-- START Extracted records --
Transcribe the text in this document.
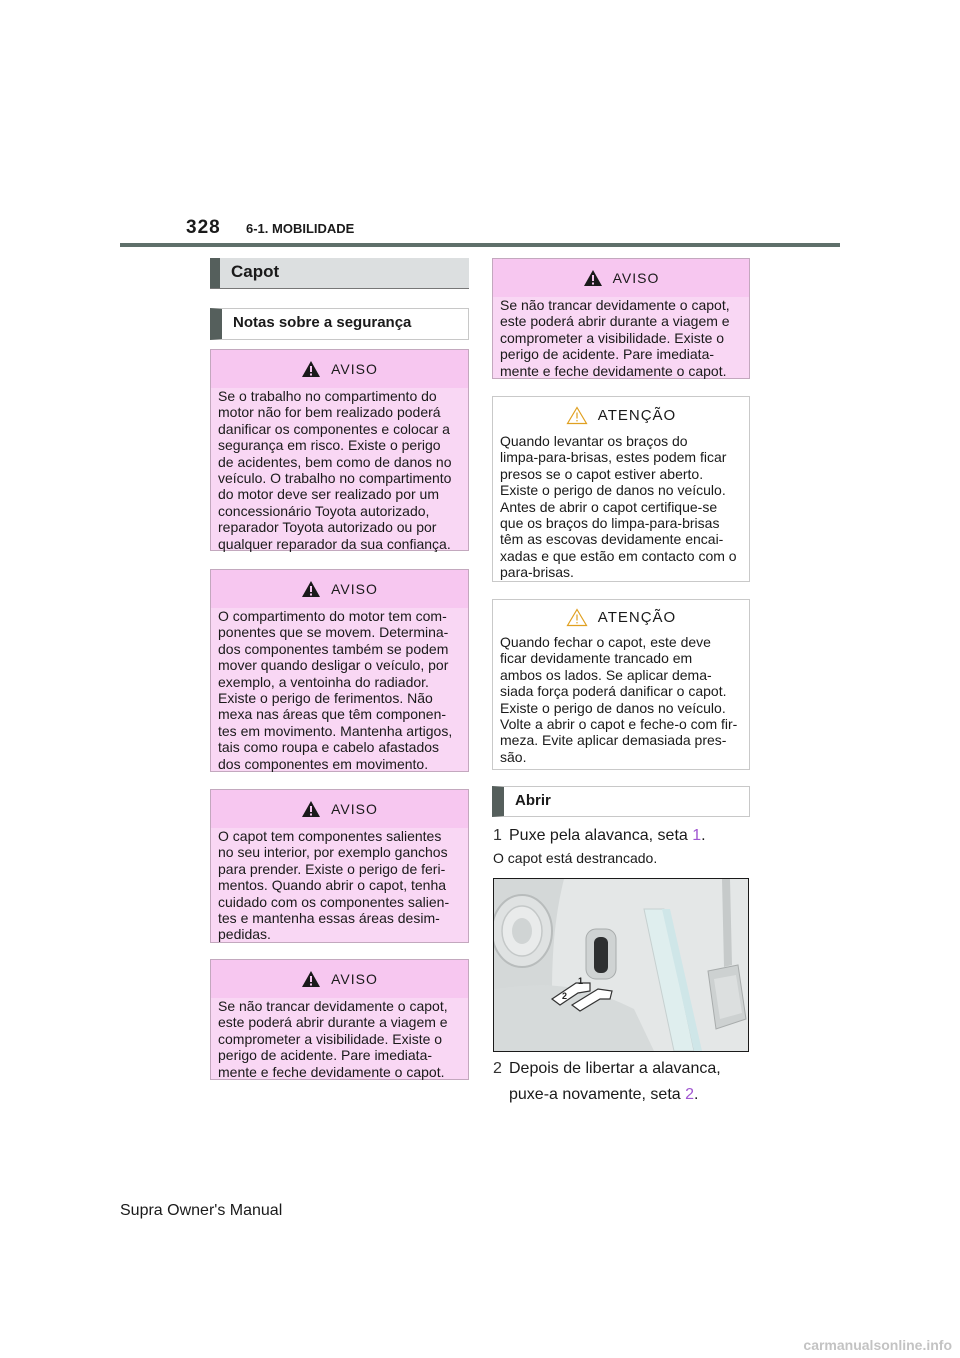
328 6-1. MOBILIDADE
Capot
Notas sobre a segurança
AVISO
Se o trabalho no compartimento do
motor não for bem realizado poderá
danificar os componentes e colocar a
segurança em risco. Existe o perigo
de acidentes, bem como de danos no
veículo. O trabalho no compartimento
do motor deve ser realizado por um
concessionário Toyota autorizado,
reparador Toyota autorizado ou por
qualquer reparador da sua confiança.
AVISO
O compartimento do motor tem com-
ponentes que se movem. Determina-
dos componentes também se podem
mover quando desligar o veículo, por
exemplo, a ventoinha do radiador.
Existe o perigo de ferimentos. Não
mexa nas áreas que têm componen-
tes em movimento. Mantenha artigos,
tais como roupa e cabelo afastados
dos componentes em movimento.
AVISO
O capot tem componentes salientes
no seu interior, por exemplo ganchos
para prender. Existe o perigo de feri-
mentos. Quando abrir o capot, tenha
cuidado com os componentes salien-
tes e mantenha essas áreas desim-
pedidas.
AVISO
Se não trancar devidamente o capot,
este poderá abrir durante a viagem e
comprometer a visibilidade. Existe o
perigo de acidente. Pare imediata-
mente e feche devidamente o capot.
AVISO
Se não trancar devidamente o capot,
este poderá abrir durante a viagem e
comprometer a visibilidade. Existe o
perigo de acidente. Pare imediata-
mente e feche devidamente o capot.
ATENÇÃO
Quando levantar os braços do
limpa-para-brisas, estes podem ficar
presos se o capot estiver aberto.
Existe o perigo de danos no veículo.
Antes de abrir o capot certifique-se
que os braços do limpa-para-brisas
têm as escovas devidamente encai-
xadas e que estão em contacto com o
para-brisas.
ATENÇÃO
Quando fechar o capot, este deve
ficar devidamente trancado em
ambos os lados. Se aplicar dema-
siada força poderá danificar o capot.
Existe o perigo de danos no veículo.
Volte a abrir o capot e feche-o com fir-
meza. Evite aplicar demasiada pres-
são.
Abrir
1 Puxe pela alavanca, seta 1.
O capot está destrancado.
1
2
2 Depois de libertar a alavanca,
puxe-a novamente, seta 2.
Supra Owner's Manual
carmanualsonline.info
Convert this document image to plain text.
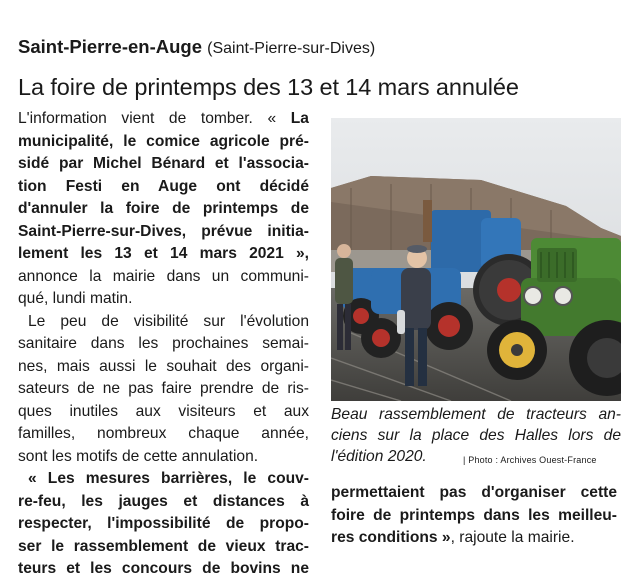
Saint-Pierre-en-Auge (Saint-Pierre-sur-Dives)
La foire de printemps des 13 et 14 mars annulée
L'information vient de tomber. « La
municipalité, le comice agricole pré-
sidé par Michel Bénard et l'associa-
tion Festi en Auge ont décidé
d'annuler la foire de printemps de
Saint-Pierre-sur-Dives, prévue initia-
lement les 13 et 14 mars 2021 »,
annonce la mairie dans un communi-
qué, lundi matin.
Le peu de visibilité sur l'évolution
sanitaire dans les prochaines semai-
nes, mais aussi le souhait des organi-
sateurs de ne pas faire prendre de ris-
ques inutiles aux visiteurs et aux
familles, nombreux chaque année,
sont les motifs de cette annulation.
« Les mesures barrières, le couv-
re-feu, les jauges et distances à
respecter, l'impossibilité de propo-
ser le rassemblement de vieux trac-
teurs et les concours de bovins ne
Beau rassemblement de tracteurs an-
ciens sur la place des Halles lors de
l'édition 2020.	| Photo : Archives Ouest-France
permettaient pas d'organiser cette
foire de printemps dans les meilleu-
res conditions », rajoute la mairie.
-- END Extracted records --
[Task brief]
Copy each line of the records containing the string "Dives".

[Result of the task]
Saint-Pierre-en-Auge (Saint-Pierre-sur-Dives)
Saint-Pierre-sur-Dives, prévue initia-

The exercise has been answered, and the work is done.